• _GOAL_
Copy out the complete listing, word for word.

Dataset excerpt

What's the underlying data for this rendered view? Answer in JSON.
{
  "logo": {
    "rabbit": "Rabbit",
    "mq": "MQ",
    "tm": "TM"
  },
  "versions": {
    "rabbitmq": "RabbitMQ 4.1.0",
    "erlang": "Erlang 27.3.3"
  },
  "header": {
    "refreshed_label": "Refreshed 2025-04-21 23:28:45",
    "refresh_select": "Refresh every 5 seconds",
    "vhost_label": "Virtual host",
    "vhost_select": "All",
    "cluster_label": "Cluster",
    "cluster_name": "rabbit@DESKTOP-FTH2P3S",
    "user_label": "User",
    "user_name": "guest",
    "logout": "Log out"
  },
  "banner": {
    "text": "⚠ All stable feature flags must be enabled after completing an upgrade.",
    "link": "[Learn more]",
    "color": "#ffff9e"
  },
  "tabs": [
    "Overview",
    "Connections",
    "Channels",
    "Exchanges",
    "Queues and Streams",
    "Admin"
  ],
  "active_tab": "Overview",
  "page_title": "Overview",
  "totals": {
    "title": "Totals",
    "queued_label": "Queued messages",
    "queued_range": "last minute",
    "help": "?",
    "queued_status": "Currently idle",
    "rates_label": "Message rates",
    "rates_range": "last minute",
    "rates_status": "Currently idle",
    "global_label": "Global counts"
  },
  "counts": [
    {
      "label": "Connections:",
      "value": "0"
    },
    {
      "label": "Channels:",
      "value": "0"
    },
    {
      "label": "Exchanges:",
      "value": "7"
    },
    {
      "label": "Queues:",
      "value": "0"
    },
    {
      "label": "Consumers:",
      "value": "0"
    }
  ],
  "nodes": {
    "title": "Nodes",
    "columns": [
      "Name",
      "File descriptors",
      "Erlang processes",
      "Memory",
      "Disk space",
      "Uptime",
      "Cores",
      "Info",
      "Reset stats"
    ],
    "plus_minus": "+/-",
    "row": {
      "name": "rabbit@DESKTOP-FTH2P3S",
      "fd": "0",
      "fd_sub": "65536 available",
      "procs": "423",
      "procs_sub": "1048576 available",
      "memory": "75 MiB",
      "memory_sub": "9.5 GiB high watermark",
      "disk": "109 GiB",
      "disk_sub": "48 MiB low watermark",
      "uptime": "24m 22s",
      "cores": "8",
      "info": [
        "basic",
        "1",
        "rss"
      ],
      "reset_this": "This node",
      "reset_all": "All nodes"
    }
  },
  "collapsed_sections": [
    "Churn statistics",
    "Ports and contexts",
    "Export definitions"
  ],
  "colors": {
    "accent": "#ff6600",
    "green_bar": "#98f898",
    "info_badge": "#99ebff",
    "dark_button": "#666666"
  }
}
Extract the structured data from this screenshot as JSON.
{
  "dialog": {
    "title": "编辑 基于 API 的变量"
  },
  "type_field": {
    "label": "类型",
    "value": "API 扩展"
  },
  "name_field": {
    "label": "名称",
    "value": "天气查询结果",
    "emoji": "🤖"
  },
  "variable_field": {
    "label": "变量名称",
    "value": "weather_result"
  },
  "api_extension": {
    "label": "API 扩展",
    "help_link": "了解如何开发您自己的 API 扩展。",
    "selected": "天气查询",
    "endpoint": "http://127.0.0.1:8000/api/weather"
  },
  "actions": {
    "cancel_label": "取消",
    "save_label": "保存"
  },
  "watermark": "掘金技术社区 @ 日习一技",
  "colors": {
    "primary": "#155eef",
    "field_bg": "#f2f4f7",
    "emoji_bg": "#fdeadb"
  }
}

• _ANSWER FOR THIS EXERCISE_
What's the underlying data for this rendered view? Answer in JSON.
{
  "logo": {
    "rabbit": "Rabbit",
    "mq": "MQ",
    "tm": "TM"
  },
  "versions": {
    "rabbitmq": "RabbitMQ 4.1.0",
    "erlang": "Erlang 27.3.3"
  },
  "header": {
    "refreshed_label": "Refreshed 2025-04-21 23:28:45",
    "refresh_select": "Refresh every 5 seconds",
    "vhost_label": "Virtual host",
    "vhost_select": "All",
    "cluster_label": "Cluster",
    "cluster_name": "rabbit@DESKTOP-FTH2P3S",
    "user_label": "User",
    "user_name": "guest",
    "logout": "Log out"
  },
  "banner": {
    "text": "⚠ All stable feature flags must be enabled after completing an upgrade.",
    "link": "[Learn more]",
    "color": "#ffff9e"
  },
  "tabs": [
    "Overview",
    "Connections",
    "Channels",
    "Exchanges",
    "Queues and Streams",
    "Admin"
  ],
  "active_tab": "Overview",
  "page_title": "Overview",
  "totals": {
    "title": "Totals",
    "queued_label": "Queued messages",
    "queued_range": "last minute",
    "help": "?",
    "queued_status": "Currently idle",
    "rates_label": "Message rates",
    "rates_range": "last minute",
    "rates_status": "Currently idle",
    "global_label": "Global counts"
  },
  "counts": [
    {
      "label": "Connections:",
      "value": "0"
    },
    {
      "label": "Channels:",
      "value": "0"
    },
    {
      "label": "Exchanges:",
      "value": "7"
    },
    {
      "label": "Queues:",
      "value": "0"
    },
    {
      "label": "Consumers:",
      "value": "0"
    }
  ],
  "nodes": {
    "title": "Nodes",
    "columns": [
      "Name",
      "File descriptors",
      "Erlang processes",
      "Memory",
      "Disk space",
      "Uptime",
      "Cores",
      "Info",
      "Reset stats"
    ],
    "plus_minus": "+/-",
    "row": {
      "name": "rabbit@DESKTOP-FTH2P3S",
      "fd": "0",
      "fd_sub": "65536 available",
      "procs": "423",
      "procs_sub": "1048576 available",
      "memory": "75 MiB",
      "memory_sub": "9.5 GiB high watermark",
      "disk": "109 GiB",
      "disk_sub": "48 MiB low watermark",
      "uptime": "24m 22s",
      "cores": "8",
      "info": [
        "basic",
        "1",
        "rss"
      ],
      "reset_this": "This node",
      "reset_all": "All nodes"
    }
  },
  "collapsed_sections": [
    "Churn statistics",
    "Ports and contexts",
    "Export definitions"
  ],
  "colors": {
    "accent": "#ff6600",
    "green_bar": "#98f898",
    "info_badge": "#99ebff",
    "dark_button": "#666666"
  }
}
Extract the structured data from this screenshot as JSON.
{
  "dialog": {
    "title": "编辑 基于 API 的变量"
  },
  "type_field": {
    "label": "类型",
    "value": "API 扩展"
  },
  "name_field": {
    "label": "名称",
    "value": "天气查询结果",
    "emoji": "🤖"
  },
  "variable_field": {
    "label": "变量名称",
    "value": "weather_result"
  },
  "api_extension": {
    "label": "API 扩展",
    "help_link": "了解如何开发您自己的 API 扩展。",
    "selected": "天气查询",
    "endpoint": "http://127.0.0.1:8000/api/weather"
  },
  "actions": {
    "cancel_label": "取消",
    "save_label": "保存"
  },
  "watermark": "掘金技术社区 @ 日习一技",
  "colors": {
    "primary": "#155eef",
    "field_bg": "#f2f4f7",
    "emoji_bg": "#fdeadb"
  }
}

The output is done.